● WHAT TO DO
Comb through the entries for "ylabel" and pull out each line that holds it.

*** GIVEN INFORMATION ***

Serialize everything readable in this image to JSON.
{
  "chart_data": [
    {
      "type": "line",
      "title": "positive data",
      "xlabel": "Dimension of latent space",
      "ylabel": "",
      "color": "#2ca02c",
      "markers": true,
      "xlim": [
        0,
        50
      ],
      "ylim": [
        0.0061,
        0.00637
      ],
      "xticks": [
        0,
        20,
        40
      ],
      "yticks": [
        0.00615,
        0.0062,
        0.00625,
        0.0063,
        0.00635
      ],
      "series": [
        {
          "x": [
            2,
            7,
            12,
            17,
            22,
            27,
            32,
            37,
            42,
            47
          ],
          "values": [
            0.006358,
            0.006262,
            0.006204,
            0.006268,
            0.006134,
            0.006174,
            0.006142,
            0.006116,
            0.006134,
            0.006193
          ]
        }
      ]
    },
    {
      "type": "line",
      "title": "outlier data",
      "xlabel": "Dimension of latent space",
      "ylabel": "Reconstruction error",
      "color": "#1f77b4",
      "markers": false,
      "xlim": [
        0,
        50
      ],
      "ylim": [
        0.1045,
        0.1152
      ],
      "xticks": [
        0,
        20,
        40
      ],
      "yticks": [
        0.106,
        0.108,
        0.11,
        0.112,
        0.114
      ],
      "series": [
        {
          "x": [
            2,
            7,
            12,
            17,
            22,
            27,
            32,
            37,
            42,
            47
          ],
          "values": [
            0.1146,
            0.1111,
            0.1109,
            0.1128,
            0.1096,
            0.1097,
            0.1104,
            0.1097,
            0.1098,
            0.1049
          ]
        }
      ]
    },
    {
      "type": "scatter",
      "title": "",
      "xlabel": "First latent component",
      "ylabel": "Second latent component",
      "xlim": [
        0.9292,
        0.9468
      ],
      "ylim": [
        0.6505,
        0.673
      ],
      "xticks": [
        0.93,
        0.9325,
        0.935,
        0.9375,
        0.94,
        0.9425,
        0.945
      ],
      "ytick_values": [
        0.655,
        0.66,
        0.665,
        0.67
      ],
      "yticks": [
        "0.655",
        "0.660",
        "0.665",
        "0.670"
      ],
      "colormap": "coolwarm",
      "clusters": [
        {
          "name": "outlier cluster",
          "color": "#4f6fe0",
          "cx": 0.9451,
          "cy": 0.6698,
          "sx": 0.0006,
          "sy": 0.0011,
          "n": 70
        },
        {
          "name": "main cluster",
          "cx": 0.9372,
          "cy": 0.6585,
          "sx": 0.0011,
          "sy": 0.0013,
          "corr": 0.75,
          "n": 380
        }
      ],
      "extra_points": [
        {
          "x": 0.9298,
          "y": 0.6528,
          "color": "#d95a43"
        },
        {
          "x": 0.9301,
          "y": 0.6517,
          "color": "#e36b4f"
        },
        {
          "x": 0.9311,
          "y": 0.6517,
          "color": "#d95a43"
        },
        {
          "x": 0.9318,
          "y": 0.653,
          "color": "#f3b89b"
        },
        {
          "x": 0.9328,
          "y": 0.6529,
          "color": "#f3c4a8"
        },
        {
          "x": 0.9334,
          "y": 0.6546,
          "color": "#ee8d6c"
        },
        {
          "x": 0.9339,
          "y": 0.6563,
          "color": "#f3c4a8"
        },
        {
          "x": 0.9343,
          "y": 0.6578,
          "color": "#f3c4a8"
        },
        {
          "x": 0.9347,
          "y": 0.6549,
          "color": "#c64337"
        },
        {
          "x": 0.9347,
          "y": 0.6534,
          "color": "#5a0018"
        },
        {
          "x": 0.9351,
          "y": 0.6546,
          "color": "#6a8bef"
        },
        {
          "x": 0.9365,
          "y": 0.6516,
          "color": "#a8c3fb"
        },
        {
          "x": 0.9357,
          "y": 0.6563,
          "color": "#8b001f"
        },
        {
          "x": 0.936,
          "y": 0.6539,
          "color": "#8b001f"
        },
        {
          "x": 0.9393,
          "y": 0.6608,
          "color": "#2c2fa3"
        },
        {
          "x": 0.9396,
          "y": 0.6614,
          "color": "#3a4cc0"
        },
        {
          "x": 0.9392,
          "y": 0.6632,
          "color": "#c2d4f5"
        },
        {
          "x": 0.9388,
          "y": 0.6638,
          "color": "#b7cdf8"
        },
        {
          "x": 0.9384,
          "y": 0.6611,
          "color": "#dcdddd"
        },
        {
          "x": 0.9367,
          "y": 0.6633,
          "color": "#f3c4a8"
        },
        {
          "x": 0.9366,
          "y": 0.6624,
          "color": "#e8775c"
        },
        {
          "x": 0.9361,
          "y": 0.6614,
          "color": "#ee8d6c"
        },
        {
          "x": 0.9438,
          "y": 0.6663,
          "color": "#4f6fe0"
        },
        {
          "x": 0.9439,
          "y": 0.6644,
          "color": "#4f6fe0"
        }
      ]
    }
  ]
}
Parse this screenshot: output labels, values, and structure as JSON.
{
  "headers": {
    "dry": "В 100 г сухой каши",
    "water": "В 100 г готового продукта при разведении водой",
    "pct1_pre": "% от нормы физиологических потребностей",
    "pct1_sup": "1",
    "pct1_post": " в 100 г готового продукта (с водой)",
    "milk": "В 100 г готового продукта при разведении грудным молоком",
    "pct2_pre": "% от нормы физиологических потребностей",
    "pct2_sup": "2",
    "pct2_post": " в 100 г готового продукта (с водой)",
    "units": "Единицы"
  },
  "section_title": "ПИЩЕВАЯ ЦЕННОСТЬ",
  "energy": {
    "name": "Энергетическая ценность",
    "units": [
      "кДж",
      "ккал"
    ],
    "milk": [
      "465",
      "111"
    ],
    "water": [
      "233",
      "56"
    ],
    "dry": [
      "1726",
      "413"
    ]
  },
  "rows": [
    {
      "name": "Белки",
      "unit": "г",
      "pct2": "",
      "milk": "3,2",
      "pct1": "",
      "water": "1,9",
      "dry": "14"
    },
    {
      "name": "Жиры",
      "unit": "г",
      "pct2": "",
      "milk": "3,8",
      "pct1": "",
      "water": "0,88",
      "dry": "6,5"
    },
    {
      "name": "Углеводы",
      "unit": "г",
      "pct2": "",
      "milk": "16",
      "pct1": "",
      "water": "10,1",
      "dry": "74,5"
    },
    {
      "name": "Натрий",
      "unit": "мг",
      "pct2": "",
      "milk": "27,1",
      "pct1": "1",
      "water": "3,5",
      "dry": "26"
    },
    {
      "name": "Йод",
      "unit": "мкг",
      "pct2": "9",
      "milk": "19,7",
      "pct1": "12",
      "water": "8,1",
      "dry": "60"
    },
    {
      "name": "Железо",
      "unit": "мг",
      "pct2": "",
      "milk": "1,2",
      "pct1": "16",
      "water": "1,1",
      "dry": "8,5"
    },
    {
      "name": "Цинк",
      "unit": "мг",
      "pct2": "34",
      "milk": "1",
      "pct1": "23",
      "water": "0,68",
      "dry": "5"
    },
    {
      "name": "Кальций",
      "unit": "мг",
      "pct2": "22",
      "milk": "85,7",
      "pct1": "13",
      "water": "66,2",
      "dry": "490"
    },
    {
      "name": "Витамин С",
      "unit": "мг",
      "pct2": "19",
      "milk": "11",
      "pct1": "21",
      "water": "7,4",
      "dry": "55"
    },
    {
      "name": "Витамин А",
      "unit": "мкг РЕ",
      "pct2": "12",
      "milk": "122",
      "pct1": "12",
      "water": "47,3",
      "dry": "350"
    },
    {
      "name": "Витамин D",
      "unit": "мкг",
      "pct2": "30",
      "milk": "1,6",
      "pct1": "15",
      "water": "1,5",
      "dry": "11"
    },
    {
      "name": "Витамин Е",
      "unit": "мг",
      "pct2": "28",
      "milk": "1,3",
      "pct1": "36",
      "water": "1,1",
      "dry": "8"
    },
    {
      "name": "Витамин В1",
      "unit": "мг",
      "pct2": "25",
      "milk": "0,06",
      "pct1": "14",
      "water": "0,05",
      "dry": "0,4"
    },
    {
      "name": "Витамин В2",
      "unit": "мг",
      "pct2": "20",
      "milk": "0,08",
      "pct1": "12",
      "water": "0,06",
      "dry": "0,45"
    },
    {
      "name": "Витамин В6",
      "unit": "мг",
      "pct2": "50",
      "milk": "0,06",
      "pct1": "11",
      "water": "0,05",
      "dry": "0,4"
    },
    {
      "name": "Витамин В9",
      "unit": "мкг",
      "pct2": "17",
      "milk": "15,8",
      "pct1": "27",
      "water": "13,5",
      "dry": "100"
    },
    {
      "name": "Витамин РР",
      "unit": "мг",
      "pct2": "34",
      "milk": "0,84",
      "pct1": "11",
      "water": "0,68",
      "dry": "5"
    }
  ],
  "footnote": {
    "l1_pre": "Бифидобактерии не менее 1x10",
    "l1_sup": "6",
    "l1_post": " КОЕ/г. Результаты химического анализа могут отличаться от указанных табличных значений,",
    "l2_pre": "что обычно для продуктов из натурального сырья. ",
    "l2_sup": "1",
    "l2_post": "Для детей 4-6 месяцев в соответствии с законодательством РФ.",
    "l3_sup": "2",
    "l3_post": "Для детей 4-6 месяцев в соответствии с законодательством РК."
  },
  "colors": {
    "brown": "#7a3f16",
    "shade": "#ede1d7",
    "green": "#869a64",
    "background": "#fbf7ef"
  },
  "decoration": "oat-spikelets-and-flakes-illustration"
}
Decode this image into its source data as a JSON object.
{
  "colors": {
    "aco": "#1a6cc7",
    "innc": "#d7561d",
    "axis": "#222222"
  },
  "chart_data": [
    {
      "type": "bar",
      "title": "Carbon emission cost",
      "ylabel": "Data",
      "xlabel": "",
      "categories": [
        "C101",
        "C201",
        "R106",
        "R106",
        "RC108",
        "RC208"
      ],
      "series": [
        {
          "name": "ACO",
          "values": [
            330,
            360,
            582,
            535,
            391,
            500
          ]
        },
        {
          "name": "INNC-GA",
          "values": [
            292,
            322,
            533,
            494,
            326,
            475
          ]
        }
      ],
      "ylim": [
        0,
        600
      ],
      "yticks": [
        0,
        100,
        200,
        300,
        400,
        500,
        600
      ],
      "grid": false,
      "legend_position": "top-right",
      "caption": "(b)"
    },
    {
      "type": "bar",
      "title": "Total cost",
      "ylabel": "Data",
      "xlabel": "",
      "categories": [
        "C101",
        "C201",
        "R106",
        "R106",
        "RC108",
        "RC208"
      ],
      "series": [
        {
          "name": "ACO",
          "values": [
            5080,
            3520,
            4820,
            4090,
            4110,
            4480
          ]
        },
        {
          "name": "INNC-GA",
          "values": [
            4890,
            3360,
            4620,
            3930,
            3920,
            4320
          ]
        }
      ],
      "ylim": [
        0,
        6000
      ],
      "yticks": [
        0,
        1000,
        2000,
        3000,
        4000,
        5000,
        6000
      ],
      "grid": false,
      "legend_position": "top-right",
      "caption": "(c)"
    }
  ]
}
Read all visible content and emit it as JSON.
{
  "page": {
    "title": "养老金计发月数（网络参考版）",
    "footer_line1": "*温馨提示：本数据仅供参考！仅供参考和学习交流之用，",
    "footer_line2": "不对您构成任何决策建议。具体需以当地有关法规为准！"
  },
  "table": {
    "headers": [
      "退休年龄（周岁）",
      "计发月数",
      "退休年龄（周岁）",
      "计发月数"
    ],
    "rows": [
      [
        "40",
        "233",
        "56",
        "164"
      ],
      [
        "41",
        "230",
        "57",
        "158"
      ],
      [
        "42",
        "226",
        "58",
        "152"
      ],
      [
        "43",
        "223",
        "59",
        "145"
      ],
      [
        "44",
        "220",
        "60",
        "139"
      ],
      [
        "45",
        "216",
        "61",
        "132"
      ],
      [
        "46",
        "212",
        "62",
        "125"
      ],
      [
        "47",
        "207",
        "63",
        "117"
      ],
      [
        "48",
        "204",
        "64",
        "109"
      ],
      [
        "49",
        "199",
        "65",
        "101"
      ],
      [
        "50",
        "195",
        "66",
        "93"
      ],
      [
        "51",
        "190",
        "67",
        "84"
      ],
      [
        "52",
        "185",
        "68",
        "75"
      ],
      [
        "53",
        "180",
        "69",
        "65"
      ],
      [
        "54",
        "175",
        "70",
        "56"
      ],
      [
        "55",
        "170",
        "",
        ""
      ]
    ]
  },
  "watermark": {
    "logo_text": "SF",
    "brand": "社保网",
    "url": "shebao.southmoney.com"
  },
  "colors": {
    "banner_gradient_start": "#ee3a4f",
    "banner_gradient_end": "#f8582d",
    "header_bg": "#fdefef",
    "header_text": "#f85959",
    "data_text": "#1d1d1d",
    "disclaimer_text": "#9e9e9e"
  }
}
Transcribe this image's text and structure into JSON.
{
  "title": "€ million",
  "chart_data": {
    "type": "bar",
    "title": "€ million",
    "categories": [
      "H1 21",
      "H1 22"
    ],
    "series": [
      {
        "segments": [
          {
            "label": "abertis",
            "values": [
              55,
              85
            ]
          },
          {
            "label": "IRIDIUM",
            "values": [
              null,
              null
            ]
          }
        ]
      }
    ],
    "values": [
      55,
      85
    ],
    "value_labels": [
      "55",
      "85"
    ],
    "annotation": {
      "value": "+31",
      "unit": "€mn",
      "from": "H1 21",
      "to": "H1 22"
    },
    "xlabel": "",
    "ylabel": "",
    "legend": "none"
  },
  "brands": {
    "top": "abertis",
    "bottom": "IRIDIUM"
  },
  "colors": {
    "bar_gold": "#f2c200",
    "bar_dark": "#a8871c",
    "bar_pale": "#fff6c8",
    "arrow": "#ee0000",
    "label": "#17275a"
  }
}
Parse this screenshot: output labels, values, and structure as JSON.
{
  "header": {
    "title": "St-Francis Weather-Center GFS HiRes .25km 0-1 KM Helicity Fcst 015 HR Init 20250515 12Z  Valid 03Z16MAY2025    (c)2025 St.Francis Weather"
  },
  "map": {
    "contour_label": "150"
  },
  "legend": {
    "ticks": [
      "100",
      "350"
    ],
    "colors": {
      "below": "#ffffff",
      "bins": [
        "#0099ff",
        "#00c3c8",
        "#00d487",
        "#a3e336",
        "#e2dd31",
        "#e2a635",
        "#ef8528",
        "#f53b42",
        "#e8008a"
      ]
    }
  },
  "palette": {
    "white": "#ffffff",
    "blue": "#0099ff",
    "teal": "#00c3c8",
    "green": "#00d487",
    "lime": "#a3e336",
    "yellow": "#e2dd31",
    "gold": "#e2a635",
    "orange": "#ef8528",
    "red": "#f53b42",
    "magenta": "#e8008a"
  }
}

***

● THE OUTPUT
      "ylabel": "",
      "ylabel": "Reconstruction error",
      "ylabel": "Second latent component",
      "ylabel": "Data",
      "ylabel": "Data",
    "ylabel": "",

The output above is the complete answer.